_Exercise prompt_.
Records follow. Copy every line with "Characteristic".

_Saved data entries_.
(begin)

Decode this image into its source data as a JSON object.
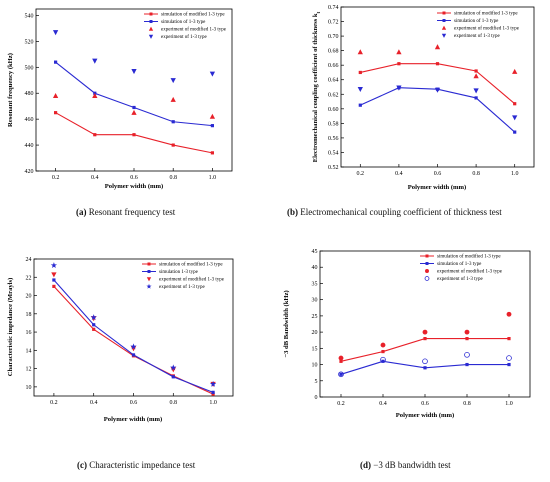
{
  "chart_data": [
    {
      "id": "a",
      "type": "line",
      "panel_label": "(a)",
      "caption": "Resonant frequency test",
      "xlabel": "Polymer width (mm)",
      "ylabel": "Resonant frequency (kHz)",
      "ylabel_subscript": "",
      "xlim": [
        0.1,
        1.1
      ],
      "ylim": [
        420,
        545
      ],
      "xticks": [
        "0.2",
        "0.4",
        "0.6",
        "0.8",
        "1.0"
      ],
      "yticks": [
        "420",
        "440",
        "460",
        "480",
        "500",
        "520",
        "540"
      ],
      "legend_position": "top-right",
      "series": [
        {
          "name": "simulation of modified 1-3 type",
          "kind": "line",
          "marker": "square",
          "color": "#e8212a",
          "x": [
            0.2,
            0.4,
            0.6,
            0.8,
            1.0
          ],
          "y": [
            465,
            448,
            448,
            440,
            434
          ]
        },
        {
          "name": "simulation of 1-3 type",
          "kind": "line",
          "marker": "square",
          "color": "#2a2ad2",
          "x": [
            0.2,
            0.4,
            0.6,
            0.8,
            1.0
          ],
          "y": [
            504,
            480,
            469,
            458,
            455
          ]
        },
        {
          "name": "experiment of modified 1-3 type",
          "kind": "scatter",
          "marker": "triangle-up",
          "color": "#e8212a",
          "x": [
            0.2,
            0.4,
            0.6,
            0.8,
            1.0
          ],
          "y": [
            478,
            478,
            465,
            475,
            462
          ]
        },
        {
          "name": "experiment of 1-3 type",
          "kind": "scatter",
          "marker": "triangle-down",
          "color": "#2a2ad2",
          "x": [
            0.2,
            0.4,
            0.6,
            0.8,
            1.0
          ],
          "y": [
            527,
            505,
            497,
            490,
            495
          ]
        }
      ]
    },
    {
      "id": "b",
      "type": "line",
      "panel_label": "(b)",
      "caption": "Electromechanical coupling coefficient of thickness test",
      "xlabel": "Polymer width (mm)",
      "ylabel": "Electromechanical coupling coefficient of thickness k",
      "ylabel_subscript": "t",
      "xlim": [
        0.1,
        1.1
      ],
      "ylim": [
        0.52,
        0.74
      ],
      "xticks": [
        "0.2",
        "0.4",
        "0.6",
        "0.8",
        "1.0"
      ],
      "yticks": [
        "0.52",
        "0.54",
        "0.56",
        "0.58",
        "0.60",
        "0.62",
        "0.64",
        "0.66",
        "0.68",
        "0.70",
        "0.72",
        "0.74"
      ],
      "legend_position": "top-right",
      "series": [
        {
          "name": "simulation of modified 1-3 type",
          "kind": "line",
          "marker": "square",
          "color": "#e8212a",
          "x": [
            0.2,
            0.4,
            0.6,
            0.8,
            1.0
          ],
          "y": [
            0.65,
            0.662,
            0.662,
            0.652,
            0.607
          ]
        },
        {
          "name": "simulation of 1-3 type",
          "kind": "line",
          "marker": "square",
          "color": "#2a2ad2",
          "x": [
            0.2,
            0.4,
            0.6,
            0.8,
            1.0
          ],
          "y": [
            0.605,
            0.629,
            0.627,
            0.615,
            0.568
          ]
        },
        {
          "name": "experiment of modified 1-3 type",
          "kind": "scatter",
          "marker": "triangle-up",
          "color": "#e8212a",
          "x": [
            0.2,
            0.4,
            0.6,
            0.8,
            1.0
          ],
          "y": [
            0.678,
            0.678,
            0.685,
            0.645,
            0.651
          ]
        },
        {
          "name": "experiment of 1-3 type",
          "kind": "scatter",
          "marker": "triangle-down",
          "color": "#2a2ad2",
          "x": [
            0.2,
            0.4,
            0.6,
            0.8,
            1.0
          ],
          "y": [
            0.627,
            0.629,
            0.626,
            0.625,
            0.588
          ]
        }
      ]
    },
    {
      "id": "c",
      "type": "line",
      "panel_label": "(c)",
      "caption": "Characteristic impedance test",
      "xlabel": "Polymer width (mm)",
      "ylabel": "Characteristic impedance (Mrayls)",
      "ylabel_subscript": "",
      "xlim": [
        0.1,
        1.1
      ],
      "ylim": [
        9,
        24
      ],
      "xticks": [
        "0.2",
        "0.4",
        "0.6",
        "0.8",
        "1.0"
      ],
      "yticks": [
        "10",
        "12",
        "14",
        "16",
        "18",
        "20",
        "22",
        "24"
      ],
      "legend_position": "top-right",
      "series": [
        {
          "name": "simulation of modified 1-3 type",
          "kind": "line",
          "marker": "square",
          "color": "#e8212a",
          "x": [
            0.2,
            0.4,
            0.6,
            0.8,
            1.0
          ],
          "y": [
            21.0,
            16.3,
            13.4,
            11.2,
            9.2
          ]
        },
        {
          "name": "simulation 1-3 type",
          "kind": "line",
          "marker": "square",
          "color": "#2a2ad2",
          "x": [
            0.2,
            0.4,
            0.6,
            0.8,
            1.0
          ],
          "y": [
            21.7,
            16.8,
            13.5,
            11.1,
            9.4
          ]
        },
        {
          "name": "experiment of modified 1-3 type",
          "kind": "scatter",
          "marker": "triangle-down",
          "color": "#e8212a",
          "x": [
            0.2,
            0.4,
            0.6,
            0.8,
            1.0
          ],
          "y": [
            22.3,
            17.5,
            14.2,
            11.9,
            10.3
          ]
        },
        {
          "name": "experiment of 1-3 type",
          "kind": "scatter",
          "marker": "star",
          "color": "#2a2ad2",
          "x": [
            0.2,
            0.4,
            0.6,
            0.8,
            1.0
          ],
          "y": [
            23.3,
            17.6,
            14.4,
            12.1,
            10.3
          ]
        }
      ]
    },
    {
      "id": "d",
      "type": "line",
      "panel_label": "(d)",
      "caption": "−3 dB bandwidth test",
      "xlabel": "Polymer width (mm)",
      "ylabel": "−3 dB Bandwidth (kHz)",
      "ylabel_subscript": "",
      "xlim": [
        0.1,
        1.1
      ],
      "ylim": [
        0,
        45
      ],
      "xticks": [
        "0.2",
        "0.4",
        "0.6",
        "0.8",
        "1.0"
      ],
      "yticks": [
        "0",
        "5",
        "10",
        "15",
        "20",
        "25",
        "30",
        "35",
        "40",
        "45"
      ],
      "legend_position": "top-right",
      "series": [
        {
          "name": "simulation of modified 1-3 type",
          "kind": "line",
          "marker": "square",
          "color": "#e8212a",
          "x": [
            0.2,
            0.4,
            0.6,
            0.8,
            1.0
          ],
          "y": [
            11,
            14,
            18,
            18,
            18
          ]
        },
        {
          "name": "simulation of 1-3 type",
          "kind": "line",
          "marker": "square",
          "color": "#2a2ad2",
          "x": [
            0.2,
            0.4,
            0.6,
            0.8,
            1.0
          ],
          "y": [
            7,
            11,
            9,
            10,
            10
          ]
        },
        {
          "name": "experiment of modified 1-3 type",
          "kind": "scatter",
          "marker": "circle",
          "color": "#e8212a",
          "x": [
            0.2,
            0.4,
            0.6,
            0.8,
            1.0
          ],
          "y": [
            12,
            16,
            20,
            20,
            25.5
          ]
        },
        {
          "name": "experiment of 1-3 type",
          "kind": "scatter",
          "marker": "circle-open",
          "color": "#2a2ad2",
          "x": [
            0.2,
            0.4,
            0.6,
            0.8,
            1.0
          ],
          "y": [
            7,
            11.5,
            11,
            13,
            12
          ]
        }
      ]
    }
  ]
}
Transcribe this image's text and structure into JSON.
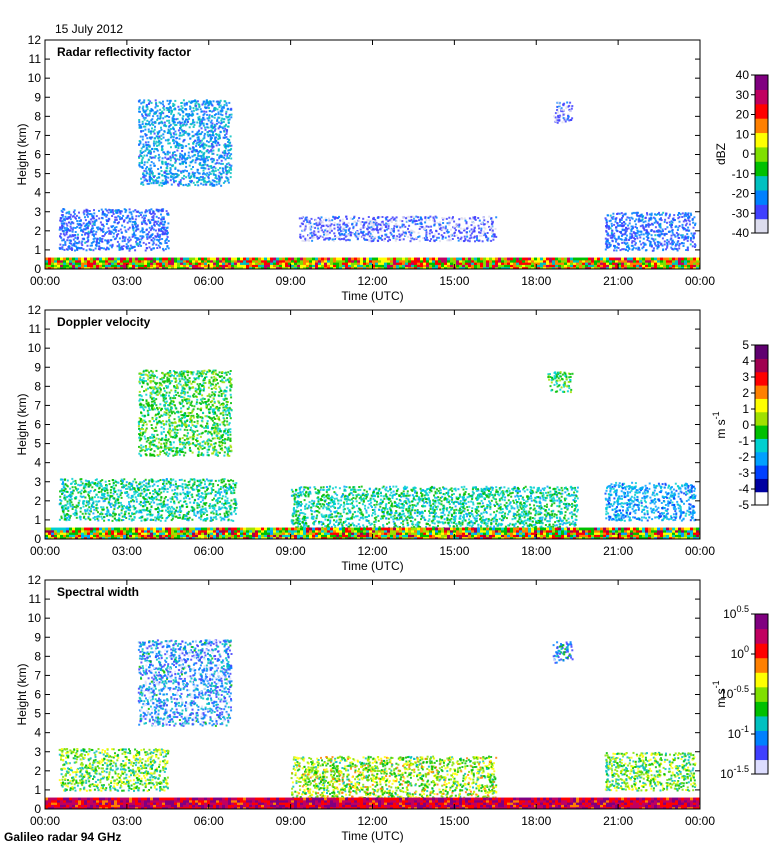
{
  "figure": {
    "date": "15 July 2012",
    "footer": "Galileo radar 94 GHz"
  },
  "chart_data": [
    {
      "type": "heatmap",
      "title": "Radar reflectivity factor",
      "xlabel": "Time (UTC)",
      "ylabel": "Height (km)",
      "x_ticks": [
        "00:00",
        "03:00",
        "06:00",
        "09:00",
        "12:00",
        "15:00",
        "18:00",
        "21:00",
        "00:00"
      ],
      "xlim_hours": [
        0,
        24
      ],
      "ylim": [
        0,
        12
      ],
      "y_ticks": [
        0,
        1,
        2,
        3,
        4,
        5,
        6,
        7,
        8,
        9,
        10,
        11,
        12
      ],
      "colorbar": {
        "label": "dBZ",
        "ticks": [
          "40",
          "30",
          "20",
          "10",
          "0",
          "-10",
          "-20",
          "-30",
          "-40"
        ],
        "range": [
          -40,
          40
        ]
      },
      "colormap": [
        "#ddddee",
        "#4040ff",
        "#0080ff",
        "#00c0c0",
        "#00c000",
        "#80e000",
        "#ffff00",
        "#ff8000",
        "#ff0000",
        "#c00060",
        "#800080"
      ],
      "features": [
        {
          "t0": 3.4,
          "t1": 6.8,
          "h0": 4.4,
          "h1": 8.9,
          "value": -20
        },
        {
          "t0": 0.5,
          "t1": 4.5,
          "h0": 1.0,
          "h1": 3.2,
          "value": -25
        },
        {
          "t0": 9.3,
          "t1": 16.5,
          "h0": 1.5,
          "h1": 2.8,
          "value": -30
        },
        {
          "t0": 20.5,
          "t1": 23.8,
          "h0": 1.0,
          "h1": 3.0,
          "value": -25
        },
        {
          "t0": 18.6,
          "t1": 19.3,
          "h0": 7.7,
          "h1": 8.8,
          "value": -30
        }
      ]
    },
    {
      "type": "heatmap",
      "title": "Doppler velocity",
      "xlabel": "Time (UTC)",
      "ylabel": "Height (km)",
      "x_ticks": [
        "00:00",
        "03:00",
        "06:00",
        "09:00",
        "12:00",
        "15:00",
        "18:00",
        "21:00",
        "00:00"
      ],
      "xlim_hours": [
        0,
        24
      ],
      "ylim": [
        0,
        12
      ],
      "y_ticks": [
        0,
        1,
        2,
        3,
        4,
        5,
        6,
        7,
        8,
        9,
        10,
        11,
        12
      ],
      "colorbar": {
        "label": "m s",
        "label_sup": "-1",
        "ticks": [
          "5",
          "4",
          "3",
          "2",
          "1",
          "0",
          "-1",
          "-2",
          "-3",
          "-4",
          "-5"
        ],
        "range": [
          -5,
          5
        ]
      },
      "colormap": [
        "#ffffff",
        "#0000a0",
        "#0040ff",
        "#00a0ff",
        "#00d0d0",
        "#00c000",
        "#a0e000",
        "#ffff00",
        "#ff8000",
        "#ff0000",
        "#a00050",
        "#600070"
      ],
      "features": [
        {
          "t0": 3.4,
          "t1": 6.8,
          "h0": 4.4,
          "h1": 8.9,
          "value": -0.5
        },
        {
          "t0": 0.5,
          "t1": 7.0,
          "h0": 1.0,
          "h1": 3.2,
          "value": -1
        },
        {
          "t0": 9.0,
          "t1": 19.5,
          "h0": 0.5,
          "h1": 2.8,
          "value": -1
        },
        {
          "t0": 20.5,
          "t1": 23.8,
          "h0": 1.0,
          "h1": 3.0,
          "value": -2
        },
        {
          "t0": 18.4,
          "t1": 19.3,
          "h0": 7.7,
          "h1": 8.8,
          "value": -0.5
        }
      ]
    },
    {
      "type": "heatmap",
      "title": "Spectral width",
      "xlabel": "Time (UTC)",
      "ylabel": "Height (km)",
      "x_ticks": [
        "00:00",
        "03:00",
        "06:00",
        "09:00",
        "12:00",
        "15:00",
        "18:00",
        "21:00",
        "00:00"
      ],
      "xlim_hours": [
        0,
        24
      ],
      "ylim": [
        0,
        12
      ],
      "y_ticks": [
        0,
        1,
        2,
        3,
        4,
        5,
        6,
        7,
        8,
        9,
        10,
        11,
        12
      ],
      "colorbar": {
        "label": "m s",
        "label_sup": "-1",
        "ticks": [
          "10^0.5",
          "10^0",
          "10^-0.5",
          "10^-1",
          "10^-1.5"
        ],
        "range_log10": [
          -1.5,
          0.5
        ]
      },
      "colormap": [
        "#ddddff",
        "#4040ff",
        "#0080ff",
        "#00c0c0",
        "#00c000",
        "#80e000",
        "#ffff00",
        "#ff8000",
        "#ff0000",
        "#c00060",
        "#800080"
      ],
      "features": [
        {
          "t0": 3.4,
          "t1": 6.8,
          "h0": 4.4,
          "h1": 8.9,
          "value": -1.1
        },
        {
          "t0": 0.5,
          "t1": 4.5,
          "h0": 1.0,
          "h1": 3.2,
          "value": -0.6
        },
        {
          "t0": 9.0,
          "t1": 16.5,
          "h0": 0.5,
          "h1": 2.8,
          "value": -0.5
        },
        {
          "t0": 20.5,
          "t1": 23.8,
          "h0": 1.0,
          "h1": 3.0,
          "value": -0.6
        },
        {
          "t0": 18.6,
          "t1": 19.3,
          "h0": 7.7,
          "h1": 8.8,
          "value": -1.0
        }
      ]
    }
  ]
}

(end)

_Answer to the exercise_.
      "caption": "Characteristic impedance test",
      "ylabel": "Characteristic impedance (Mrayls)",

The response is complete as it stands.